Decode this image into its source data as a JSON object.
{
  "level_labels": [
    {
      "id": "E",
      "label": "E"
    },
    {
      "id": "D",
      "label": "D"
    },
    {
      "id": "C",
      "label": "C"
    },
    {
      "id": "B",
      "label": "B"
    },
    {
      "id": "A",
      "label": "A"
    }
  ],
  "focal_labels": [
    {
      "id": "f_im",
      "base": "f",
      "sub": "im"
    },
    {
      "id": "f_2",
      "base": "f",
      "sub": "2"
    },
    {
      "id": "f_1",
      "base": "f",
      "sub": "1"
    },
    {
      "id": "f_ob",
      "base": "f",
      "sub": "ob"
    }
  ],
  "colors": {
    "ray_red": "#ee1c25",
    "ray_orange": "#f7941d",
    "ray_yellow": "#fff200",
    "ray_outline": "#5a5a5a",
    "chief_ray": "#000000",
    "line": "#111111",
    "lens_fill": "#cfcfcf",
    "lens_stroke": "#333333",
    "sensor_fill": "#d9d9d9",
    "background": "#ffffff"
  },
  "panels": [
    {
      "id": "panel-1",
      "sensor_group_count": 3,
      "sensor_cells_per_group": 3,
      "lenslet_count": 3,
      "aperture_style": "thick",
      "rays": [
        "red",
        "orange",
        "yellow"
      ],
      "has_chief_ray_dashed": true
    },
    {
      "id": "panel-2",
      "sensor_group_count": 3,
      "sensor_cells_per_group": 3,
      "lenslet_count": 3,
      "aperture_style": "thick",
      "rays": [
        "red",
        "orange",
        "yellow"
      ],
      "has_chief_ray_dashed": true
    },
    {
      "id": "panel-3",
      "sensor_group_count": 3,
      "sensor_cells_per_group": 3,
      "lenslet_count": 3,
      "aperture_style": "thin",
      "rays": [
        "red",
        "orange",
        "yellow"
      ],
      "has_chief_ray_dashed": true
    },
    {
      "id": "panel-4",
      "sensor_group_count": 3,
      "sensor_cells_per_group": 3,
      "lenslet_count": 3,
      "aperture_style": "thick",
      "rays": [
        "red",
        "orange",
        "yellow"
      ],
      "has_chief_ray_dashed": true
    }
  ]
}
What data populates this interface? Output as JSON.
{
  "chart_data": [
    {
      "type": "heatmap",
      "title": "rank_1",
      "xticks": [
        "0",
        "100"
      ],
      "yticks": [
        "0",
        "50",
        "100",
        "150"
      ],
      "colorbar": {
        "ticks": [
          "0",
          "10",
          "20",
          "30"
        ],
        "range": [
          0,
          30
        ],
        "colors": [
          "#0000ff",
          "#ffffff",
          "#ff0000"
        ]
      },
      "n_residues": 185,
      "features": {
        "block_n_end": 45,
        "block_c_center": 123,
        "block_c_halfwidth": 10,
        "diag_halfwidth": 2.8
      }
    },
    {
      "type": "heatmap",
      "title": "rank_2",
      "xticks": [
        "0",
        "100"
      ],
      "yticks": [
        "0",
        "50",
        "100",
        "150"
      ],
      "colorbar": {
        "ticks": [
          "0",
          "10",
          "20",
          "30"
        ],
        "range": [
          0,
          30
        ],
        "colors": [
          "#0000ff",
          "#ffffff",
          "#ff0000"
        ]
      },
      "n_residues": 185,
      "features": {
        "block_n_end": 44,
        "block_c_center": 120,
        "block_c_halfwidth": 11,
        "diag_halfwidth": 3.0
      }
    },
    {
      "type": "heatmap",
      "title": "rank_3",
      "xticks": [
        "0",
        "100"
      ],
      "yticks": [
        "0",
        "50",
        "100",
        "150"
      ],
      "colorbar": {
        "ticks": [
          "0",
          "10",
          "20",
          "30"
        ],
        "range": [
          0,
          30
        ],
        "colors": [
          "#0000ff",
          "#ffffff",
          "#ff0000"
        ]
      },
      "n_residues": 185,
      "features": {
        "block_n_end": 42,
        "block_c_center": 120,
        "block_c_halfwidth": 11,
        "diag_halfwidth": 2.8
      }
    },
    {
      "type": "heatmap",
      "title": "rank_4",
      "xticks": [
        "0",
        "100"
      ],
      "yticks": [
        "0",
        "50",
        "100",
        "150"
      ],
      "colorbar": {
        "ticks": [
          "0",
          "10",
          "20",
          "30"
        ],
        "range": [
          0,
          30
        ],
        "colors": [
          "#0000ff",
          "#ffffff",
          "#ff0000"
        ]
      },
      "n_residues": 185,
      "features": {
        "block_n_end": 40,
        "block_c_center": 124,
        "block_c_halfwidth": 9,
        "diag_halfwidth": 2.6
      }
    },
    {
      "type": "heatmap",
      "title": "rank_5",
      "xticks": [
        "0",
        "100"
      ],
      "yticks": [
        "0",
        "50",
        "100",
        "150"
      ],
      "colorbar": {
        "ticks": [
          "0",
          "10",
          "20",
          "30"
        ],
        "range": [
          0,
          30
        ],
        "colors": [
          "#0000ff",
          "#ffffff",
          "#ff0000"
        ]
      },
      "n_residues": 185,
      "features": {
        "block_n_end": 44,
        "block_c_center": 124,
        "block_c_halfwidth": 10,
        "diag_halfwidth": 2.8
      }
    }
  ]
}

> **Exercise details**
Copy each line of the records above that carries the word "title".

> **Reply to the exercise**
      "title": "rank_1",
      "title": "rank_2",
      "title": "rank_3",
      "title": "rank_4",
      "title": "rank_5",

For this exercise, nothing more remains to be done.